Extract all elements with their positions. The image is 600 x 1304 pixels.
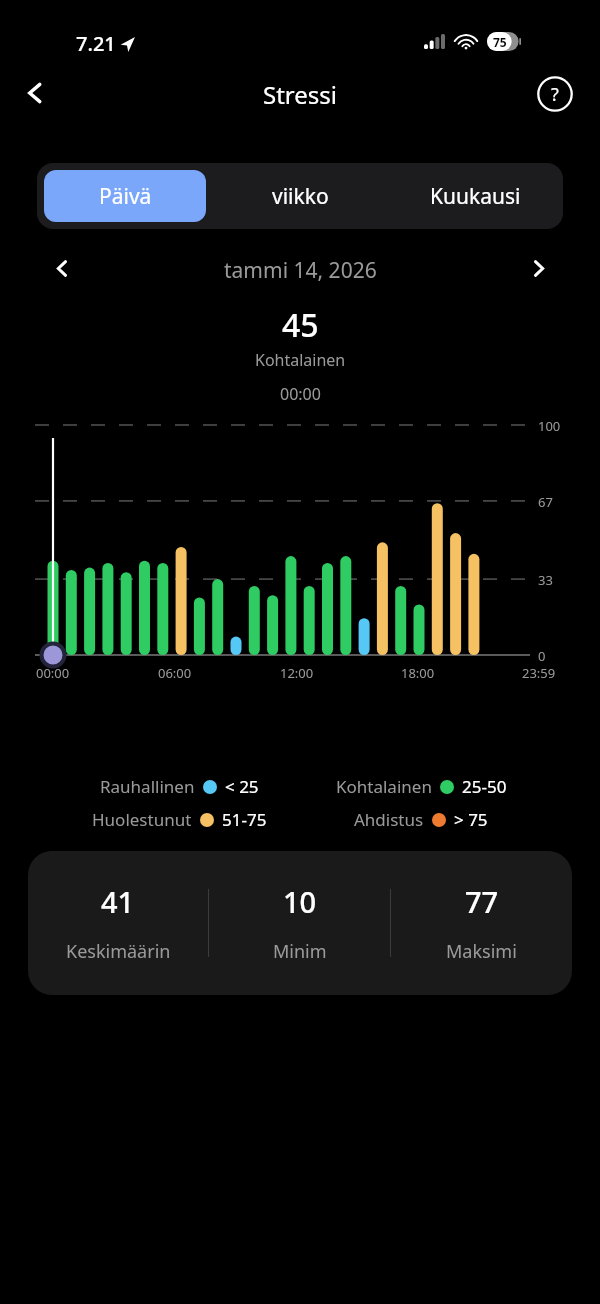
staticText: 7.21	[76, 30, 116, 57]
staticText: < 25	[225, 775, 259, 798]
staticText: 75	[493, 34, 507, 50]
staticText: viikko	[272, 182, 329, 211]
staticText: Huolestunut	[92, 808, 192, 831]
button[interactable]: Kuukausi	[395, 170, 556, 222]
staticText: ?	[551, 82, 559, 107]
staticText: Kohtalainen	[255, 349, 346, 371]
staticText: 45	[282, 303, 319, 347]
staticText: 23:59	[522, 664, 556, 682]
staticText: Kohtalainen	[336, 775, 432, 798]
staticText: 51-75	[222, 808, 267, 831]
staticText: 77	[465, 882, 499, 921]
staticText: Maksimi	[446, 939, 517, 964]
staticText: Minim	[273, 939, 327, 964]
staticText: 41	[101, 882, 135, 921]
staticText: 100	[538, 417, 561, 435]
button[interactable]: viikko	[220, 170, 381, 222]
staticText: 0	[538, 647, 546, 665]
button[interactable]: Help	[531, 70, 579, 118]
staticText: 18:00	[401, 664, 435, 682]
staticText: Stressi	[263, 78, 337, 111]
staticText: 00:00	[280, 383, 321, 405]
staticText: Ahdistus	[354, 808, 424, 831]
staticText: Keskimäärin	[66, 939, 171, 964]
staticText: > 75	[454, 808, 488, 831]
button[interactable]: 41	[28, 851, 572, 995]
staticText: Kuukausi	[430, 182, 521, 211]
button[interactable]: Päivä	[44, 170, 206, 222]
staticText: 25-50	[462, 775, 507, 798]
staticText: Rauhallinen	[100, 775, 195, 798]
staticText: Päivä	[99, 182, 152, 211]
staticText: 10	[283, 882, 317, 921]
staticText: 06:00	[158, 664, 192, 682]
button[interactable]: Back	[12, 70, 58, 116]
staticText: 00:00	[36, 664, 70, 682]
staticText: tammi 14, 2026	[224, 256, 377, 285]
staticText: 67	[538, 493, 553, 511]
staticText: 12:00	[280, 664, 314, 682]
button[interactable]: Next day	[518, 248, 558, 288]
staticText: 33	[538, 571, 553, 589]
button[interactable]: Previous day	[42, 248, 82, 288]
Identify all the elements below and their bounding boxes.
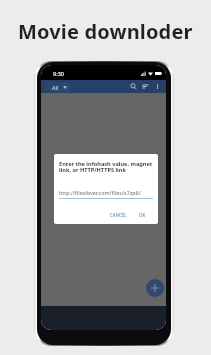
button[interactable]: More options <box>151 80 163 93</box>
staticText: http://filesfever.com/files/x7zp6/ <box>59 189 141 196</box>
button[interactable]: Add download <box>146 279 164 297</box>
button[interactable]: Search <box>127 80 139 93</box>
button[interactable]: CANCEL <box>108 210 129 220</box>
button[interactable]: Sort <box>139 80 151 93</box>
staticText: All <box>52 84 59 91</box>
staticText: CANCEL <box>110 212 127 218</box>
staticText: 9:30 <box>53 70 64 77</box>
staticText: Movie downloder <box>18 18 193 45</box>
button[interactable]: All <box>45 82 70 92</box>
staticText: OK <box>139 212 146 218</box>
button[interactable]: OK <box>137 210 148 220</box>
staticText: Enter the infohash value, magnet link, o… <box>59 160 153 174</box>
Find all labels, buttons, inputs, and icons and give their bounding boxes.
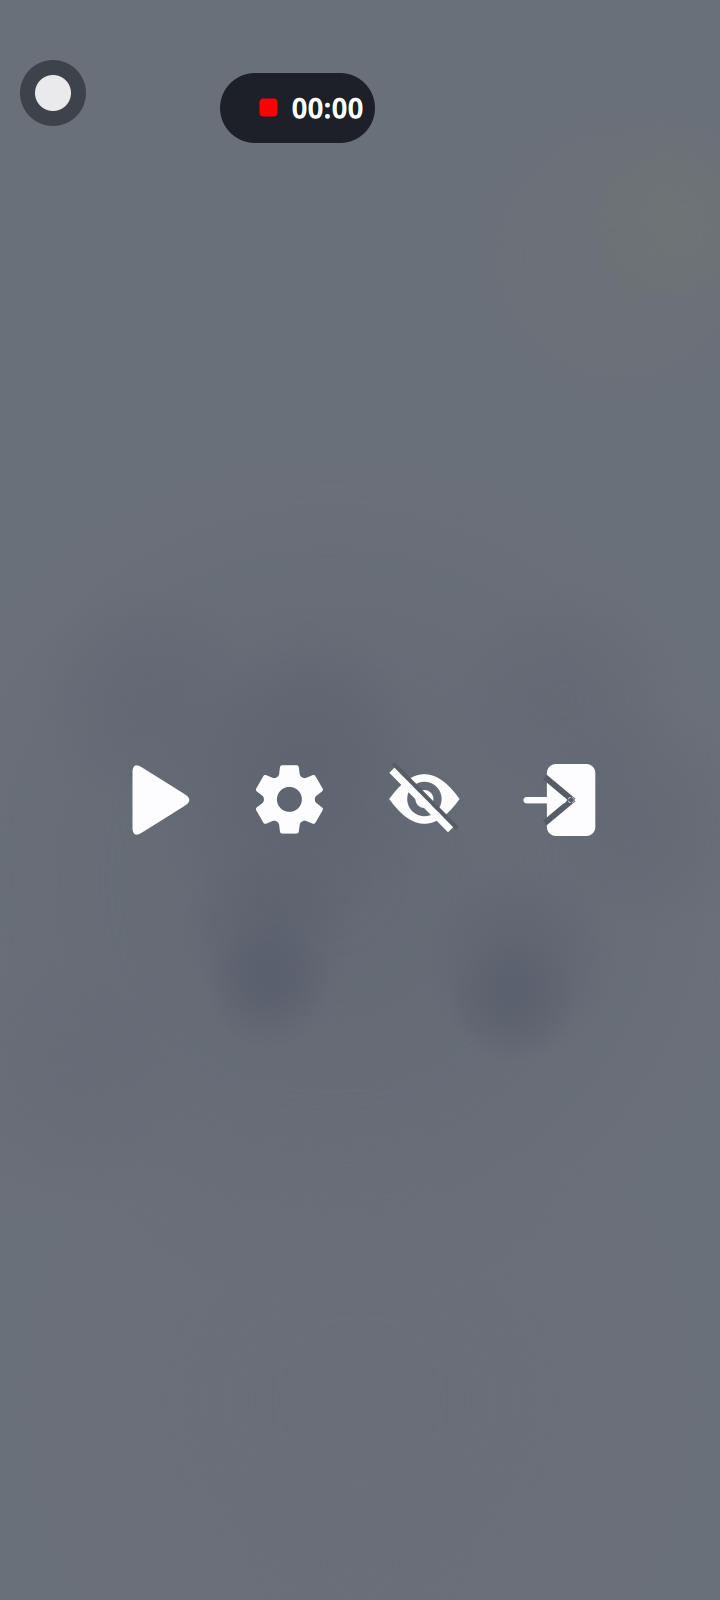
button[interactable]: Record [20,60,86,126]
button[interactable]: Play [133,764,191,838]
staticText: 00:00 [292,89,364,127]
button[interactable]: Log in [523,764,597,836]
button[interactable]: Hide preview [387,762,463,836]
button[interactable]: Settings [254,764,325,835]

● **Problem description**
Copy every line of the records above word for word, keeping their order but leaving out the picture lines.

● **Solution for this problem**
Extract all elements with their positions. The image is 600 x 1304 pixels.
staticText: 7.21	[76, 30, 116, 57]
staticText: < 25	[225, 775, 259, 798]
staticText: 75	[493, 34, 507, 50]
staticText: viikko	[272, 182, 329, 211]
staticText: Huolestunut	[92, 808, 192, 831]
button[interactable]: Kuukausi	[395, 170, 556, 222]
staticText: ?	[551, 82, 559, 107]
staticText: Kohtalainen	[255, 349, 346, 371]
staticText: 45	[282, 303, 319, 347]
staticText: 23:59	[522, 664, 556, 682]
staticText: Kohtalainen	[336, 775, 432, 798]
staticText: 51-75	[222, 808, 267, 831]
staticText: 77	[465, 882, 499, 921]
staticText: Maksimi	[446, 939, 517, 964]
staticText: Minim	[273, 939, 327, 964]
staticText: 41	[101, 882, 135, 921]
staticText: 100	[538, 417, 561, 435]
button[interactable]: viikko	[220, 170, 381, 222]
staticText: 0	[538, 647, 546, 665]
button[interactable]: Help	[531, 70, 579, 118]
staticText: 18:00	[401, 664, 435, 682]
staticText: Stressi	[263, 78, 337, 111]
staticText: 00:00	[280, 383, 321, 405]
staticText: Ahdistus	[354, 808, 424, 831]
staticText: Keskimäärin	[66, 939, 171, 964]
staticText: > 75	[454, 808, 488, 831]
button[interactable]: 41	[28, 851, 572, 995]
staticText: Kuukausi	[430, 182, 521, 211]
button[interactable]: Päivä	[44, 170, 206, 222]
staticText: 25-50	[462, 775, 507, 798]
staticText: Rauhallinen	[100, 775, 195, 798]
staticText: Päivä	[99, 182, 152, 211]
staticText: 10	[283, 882, 317, 921]
staticText: 06:00	[158, 664, 192, 682]
button[interactable]: Back	[12, 70, 58, 116]
staticText: 00:00	[36, 664, 70, 682]
staticText: tammi 14, 2026	[224, 256, 377, 285]
staticText: 67	[538, 493, 553, 511]
staticText: 12:00	[280, 664, 314, 682]
button[interactable]: Next day	[518, 248, 558, 288]
staticText: 33	[538, 571, 553, 589]
button[interactable]: Previous day	[42, 248, 82, 288]
Identify all the elements below and their bounding boxes.
button[interactable]: More options <box>151 80 163 93</box>
staticText: http://filesfever.com/files/x7zp6/ <box>59 189 141 196</box>
button[interactable]: Add download <box>146 279 164 297</box>
button[interactable]: Search <box>127 80 139 93</box>
button[interactable]: CANCEL <box>108 210 129 220</box>
button[interactable]: Sort <box>139 80 151 93</box>
staticText: All <box>52 84 59 91</box>
staticText: CANCEL <box>110 212 127 218</box>
staticText: 9:30 <box>53 70 64 77</box>
staticText: Movie downloder <box>18 18 193 45</box>
button[interactable]: All <box>45 82 70 92</box>
staticText: OK <box>139 212 146 218</box>
button[interactable]: OK <box>137 210 148 220</box>
staticText: Enter the infohash value, magnet link, o… <box>59 160 153 174</box>
Find all labels, buttons, inputs, and icons and give their bounding boxes.
button[interactable]: Record [20,60,86,126]
button[interactable]: Play [133,764,191,838]
staticText: 00:00 [292,89,364,127]
button[interactable]: Log in [523,764,597,836]
button[interactable]: Hide preview [387,762,463,836]
button[interactable]: Settings [254,764,325,835]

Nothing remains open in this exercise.